#### [GIVEN EXERCISE]
Each record below is to be reproduced without any change.

(Records excerpted from a collection)
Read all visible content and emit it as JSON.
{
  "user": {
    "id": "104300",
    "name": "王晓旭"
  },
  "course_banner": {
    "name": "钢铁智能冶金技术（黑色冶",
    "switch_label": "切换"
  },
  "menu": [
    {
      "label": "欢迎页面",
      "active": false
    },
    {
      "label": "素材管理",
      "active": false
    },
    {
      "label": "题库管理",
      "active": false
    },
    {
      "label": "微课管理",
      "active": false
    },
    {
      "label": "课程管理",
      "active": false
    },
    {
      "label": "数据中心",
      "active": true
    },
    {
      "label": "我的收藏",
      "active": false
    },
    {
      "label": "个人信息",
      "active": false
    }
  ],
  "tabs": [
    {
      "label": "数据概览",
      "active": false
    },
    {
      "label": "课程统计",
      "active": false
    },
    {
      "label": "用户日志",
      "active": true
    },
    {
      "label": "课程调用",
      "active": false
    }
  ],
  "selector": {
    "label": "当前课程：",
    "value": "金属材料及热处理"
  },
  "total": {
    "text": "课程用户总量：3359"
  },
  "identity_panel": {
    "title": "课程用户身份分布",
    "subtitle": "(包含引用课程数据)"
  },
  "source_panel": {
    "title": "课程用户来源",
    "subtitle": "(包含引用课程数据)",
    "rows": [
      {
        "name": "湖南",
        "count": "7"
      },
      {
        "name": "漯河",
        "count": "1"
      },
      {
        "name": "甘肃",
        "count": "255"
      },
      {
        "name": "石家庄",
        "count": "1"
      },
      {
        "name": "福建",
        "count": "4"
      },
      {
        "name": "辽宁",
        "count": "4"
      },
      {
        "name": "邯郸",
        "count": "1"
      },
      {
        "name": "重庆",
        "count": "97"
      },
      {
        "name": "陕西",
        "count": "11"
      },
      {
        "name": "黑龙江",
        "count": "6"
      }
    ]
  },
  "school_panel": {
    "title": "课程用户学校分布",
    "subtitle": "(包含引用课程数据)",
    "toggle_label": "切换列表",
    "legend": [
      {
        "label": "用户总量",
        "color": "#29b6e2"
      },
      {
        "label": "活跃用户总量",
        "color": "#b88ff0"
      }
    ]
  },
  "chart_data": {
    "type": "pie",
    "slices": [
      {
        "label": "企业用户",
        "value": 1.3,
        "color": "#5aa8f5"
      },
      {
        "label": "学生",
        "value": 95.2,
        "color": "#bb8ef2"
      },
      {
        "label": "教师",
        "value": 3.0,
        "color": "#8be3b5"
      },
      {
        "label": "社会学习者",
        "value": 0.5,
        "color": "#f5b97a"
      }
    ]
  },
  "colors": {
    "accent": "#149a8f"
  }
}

#### [RESULT FOR THIS TASK]
Read all visible content and emit it as JSON.
{
  "user": {
    "id": "104300",
    "name": "王晓旭"
  },
  "course_banner": {
    "name": "钢铁智能冶金技术（黑色冶",
    "switch_label": "切换"
  },
  "menu": [
    {
      "label": "欢迎页面",
      "active": false
    },
    {
      "label": "素材管理",
      "active": false
    },
    {
      "label": "题库管理",
      "active": false
    },
    {
      "label": "微课管理",
      "active": false
    },
    {
      "label": "课程管理",
      "active": false
    },
    {
      "label": "数据中心",
      "active": true
    },
    {
      "label": "我的收藏",
      "active": false
    },
    {
      "label": "个人信息",
      "active": false
    }
  ],
  "tabs": [
    {
      "label": "数据概览",
      "active": false
    },
    {
      "label": "课程统计",
      "active": false
    },
    {
      "label": "用户日志",
      "active": true
    },
    {
      "label": "课程调用",
      "active": false
    }
  ],
  "selector": {
    "label": "当前课程：",
    "value": "金属材料及热处理"
  },
  "total": {
    "text": "课程用户总量：3359"
  },
  "identity_panel": {
    "title": "课程用户身份分布",
    "subtitle": "(包含引用课程数据)"
  },
  "source_panel": {
    "title": "课程用户来源",
    "subtitle": "(包含引用课程数据)",
    "rows": [
      {
        "name": "湖南",
        "count": "7"
      },
      {
        "name": "漯河",
        "count": "1"
      },
      {
        "name": "甘肃",
        "count": "255"
      },
      {
        "name": "石家庄",
        "count": "1"
      },
      {
        "name": "福建",
        "count": "4"
      },
      {
        "name": "辽宁",
        "count": "4"
      },
      {
        "name": "邯郸",
        "count": "1"
      },
      {
        "name": "重庆",
        "count": "97"
      },
      {
        "name": "陕西",
        "count": "11"
      },
      {
        "name": "黑龙江",
        "count": "6"
      }
    ]
  },
  "school_panel": {
    "title": "课程用户学校分布",
    "subtitle": "(包含引用课程数据)",
    "toggle_label": "切换列表",
    "legend": [
      {
        "label": "用户总量",
        "color": "#29b6e2"
      },
      {
        "label": "活跃用户总量",
        "color": "#b88ff0"
      }
    ]
  },
  "chart_data": {
    "type": "pie",
    "slices": [
      {
        "label": "企业用户",
        "value": 1.3,
        "color": "#5aa8f5"
      },
      {
        "label": "学生",
        "value": 95.2,
        "color": "#bb8ef2"
      },
      {
        "label": "教师",
        "value": 3.0,
        "color": "#8be3b5"
      },
      {
        "label": "社会学习者",
        "value": 0.5,
        "color": "#f5b97a"
      }
    ]
  },
  "colors": {
    "accent": "#149a8f"
  }
}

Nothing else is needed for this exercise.